==== Passage

But most of the ceremony focused less on politics, more on love.
"Not as a bond but as a pledge, I give you this ring," said Mullins, telling the couples to exchange wedding bands. Sarah Salazar slid a flat studded wedding band, bought in a rush the day before, onto partner Danielle Trujillo's finger.
"We see this as kind of eloping, and then we'll have a real ceremony with friends and family later," said Salazar, who decided a few days before to marry at Pride-Fest and drove with Danielle from Denver to attend.
Nicole Crane and Teya Corey didn't have a chance to buy rings, but all it took was some improvising. Corey quickly unhooked a thread of rainbow beads from around her neck, latching it around Crane's throat with a kiss.
"We now pronounce you one in love, peace and joy," said both reverends amid shouts, dozens of kisses, and flashes of cameras held by friends and family.

========
==== Supplied data

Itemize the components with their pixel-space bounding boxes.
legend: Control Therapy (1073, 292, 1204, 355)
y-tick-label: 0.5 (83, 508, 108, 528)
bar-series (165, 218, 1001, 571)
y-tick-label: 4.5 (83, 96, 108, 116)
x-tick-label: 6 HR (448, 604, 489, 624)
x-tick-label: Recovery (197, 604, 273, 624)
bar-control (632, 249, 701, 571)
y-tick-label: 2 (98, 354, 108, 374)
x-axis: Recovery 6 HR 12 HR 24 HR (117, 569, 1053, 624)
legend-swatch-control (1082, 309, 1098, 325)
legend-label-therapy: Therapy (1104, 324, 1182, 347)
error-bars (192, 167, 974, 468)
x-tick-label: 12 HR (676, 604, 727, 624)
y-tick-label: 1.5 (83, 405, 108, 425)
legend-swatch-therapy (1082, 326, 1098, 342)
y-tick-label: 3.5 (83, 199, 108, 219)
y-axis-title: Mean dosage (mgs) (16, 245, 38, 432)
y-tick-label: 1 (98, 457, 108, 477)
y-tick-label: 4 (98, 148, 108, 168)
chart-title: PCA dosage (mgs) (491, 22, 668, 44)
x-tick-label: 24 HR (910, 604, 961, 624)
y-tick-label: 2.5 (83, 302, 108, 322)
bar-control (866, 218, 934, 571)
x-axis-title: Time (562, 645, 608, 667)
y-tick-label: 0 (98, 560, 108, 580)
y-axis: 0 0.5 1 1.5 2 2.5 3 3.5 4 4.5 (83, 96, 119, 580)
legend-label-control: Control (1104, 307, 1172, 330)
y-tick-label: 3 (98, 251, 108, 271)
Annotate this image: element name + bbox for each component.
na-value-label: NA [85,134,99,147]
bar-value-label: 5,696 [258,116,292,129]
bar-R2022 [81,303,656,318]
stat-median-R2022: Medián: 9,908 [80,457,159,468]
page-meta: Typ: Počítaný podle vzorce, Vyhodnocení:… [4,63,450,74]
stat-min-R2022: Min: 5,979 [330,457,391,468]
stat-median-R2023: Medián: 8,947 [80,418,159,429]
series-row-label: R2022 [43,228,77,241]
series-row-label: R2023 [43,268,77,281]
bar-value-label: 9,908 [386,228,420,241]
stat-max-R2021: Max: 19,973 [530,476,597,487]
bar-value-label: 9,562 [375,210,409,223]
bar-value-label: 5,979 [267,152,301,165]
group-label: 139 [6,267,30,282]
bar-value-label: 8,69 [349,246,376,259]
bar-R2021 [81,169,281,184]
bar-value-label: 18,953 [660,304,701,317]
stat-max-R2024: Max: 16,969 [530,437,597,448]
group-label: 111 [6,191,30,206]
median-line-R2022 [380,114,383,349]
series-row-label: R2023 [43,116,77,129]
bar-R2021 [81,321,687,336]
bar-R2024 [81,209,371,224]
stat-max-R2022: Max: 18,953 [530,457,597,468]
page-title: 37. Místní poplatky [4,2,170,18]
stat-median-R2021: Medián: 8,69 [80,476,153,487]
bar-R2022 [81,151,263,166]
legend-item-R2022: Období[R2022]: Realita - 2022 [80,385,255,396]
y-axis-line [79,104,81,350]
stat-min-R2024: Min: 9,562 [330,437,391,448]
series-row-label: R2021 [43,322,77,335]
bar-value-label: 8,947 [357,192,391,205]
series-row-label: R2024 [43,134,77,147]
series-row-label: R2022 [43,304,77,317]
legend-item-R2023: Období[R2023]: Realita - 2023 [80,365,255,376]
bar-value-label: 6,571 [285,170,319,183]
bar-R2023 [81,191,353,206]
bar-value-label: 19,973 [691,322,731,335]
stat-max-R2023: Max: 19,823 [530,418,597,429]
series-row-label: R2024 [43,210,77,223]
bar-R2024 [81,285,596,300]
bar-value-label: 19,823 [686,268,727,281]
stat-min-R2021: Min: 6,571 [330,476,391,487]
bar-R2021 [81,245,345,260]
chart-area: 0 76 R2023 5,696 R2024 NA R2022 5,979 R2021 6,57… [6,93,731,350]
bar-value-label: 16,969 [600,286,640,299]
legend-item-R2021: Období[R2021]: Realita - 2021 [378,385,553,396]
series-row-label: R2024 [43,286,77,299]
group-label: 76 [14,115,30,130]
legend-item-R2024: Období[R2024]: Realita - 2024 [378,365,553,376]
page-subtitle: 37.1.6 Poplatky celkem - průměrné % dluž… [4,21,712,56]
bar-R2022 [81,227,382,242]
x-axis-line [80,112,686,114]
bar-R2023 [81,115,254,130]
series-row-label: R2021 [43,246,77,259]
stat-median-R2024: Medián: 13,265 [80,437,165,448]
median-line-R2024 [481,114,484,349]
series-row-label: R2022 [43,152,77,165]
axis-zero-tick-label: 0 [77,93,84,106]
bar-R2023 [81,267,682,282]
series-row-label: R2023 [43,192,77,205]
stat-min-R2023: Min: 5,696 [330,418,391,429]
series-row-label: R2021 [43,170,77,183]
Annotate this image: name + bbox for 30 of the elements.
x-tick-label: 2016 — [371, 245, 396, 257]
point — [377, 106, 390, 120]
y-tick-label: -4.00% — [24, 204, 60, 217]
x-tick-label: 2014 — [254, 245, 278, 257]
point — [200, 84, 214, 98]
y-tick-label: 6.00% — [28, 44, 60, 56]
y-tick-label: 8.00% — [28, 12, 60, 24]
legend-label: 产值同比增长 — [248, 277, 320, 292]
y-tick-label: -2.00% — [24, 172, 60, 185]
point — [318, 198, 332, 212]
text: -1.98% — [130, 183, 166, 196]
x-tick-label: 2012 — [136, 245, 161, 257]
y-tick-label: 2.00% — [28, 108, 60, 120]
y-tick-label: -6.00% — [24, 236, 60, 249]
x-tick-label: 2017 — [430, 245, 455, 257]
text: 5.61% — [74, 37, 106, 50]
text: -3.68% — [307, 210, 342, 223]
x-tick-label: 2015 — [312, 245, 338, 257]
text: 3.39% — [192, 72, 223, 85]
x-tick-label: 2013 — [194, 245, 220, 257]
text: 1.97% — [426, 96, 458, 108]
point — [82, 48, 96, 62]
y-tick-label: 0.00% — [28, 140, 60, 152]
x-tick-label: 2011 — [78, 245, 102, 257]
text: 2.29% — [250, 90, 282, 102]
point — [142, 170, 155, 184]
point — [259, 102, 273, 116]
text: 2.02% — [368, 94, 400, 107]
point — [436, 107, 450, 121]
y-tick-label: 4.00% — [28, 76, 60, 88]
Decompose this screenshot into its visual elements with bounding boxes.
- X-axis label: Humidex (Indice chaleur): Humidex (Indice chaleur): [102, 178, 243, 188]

========

» To do
Resume the Pride-Fest weddings article, picking up after its last sentence. The data have no connection to the Pride-Fest weddings article.

» Task result
The couples ended in a traditional manner, feasting on Creative Cakes wedding cakes (with two-bride, two-groom cake topper) and sparkling cider. For Shianne, the day was about more then the ceremony.
"To know that my boys and my wife are gonna be with me forever," she said. "It's just the best feeling in the world."
Campbell and Simpleman brought a little old-fashioned tradition to the parade, held earlier that day. Of all the outlandish parade entrants, their simple one got the most cheers. A "just married" sign and string of cans.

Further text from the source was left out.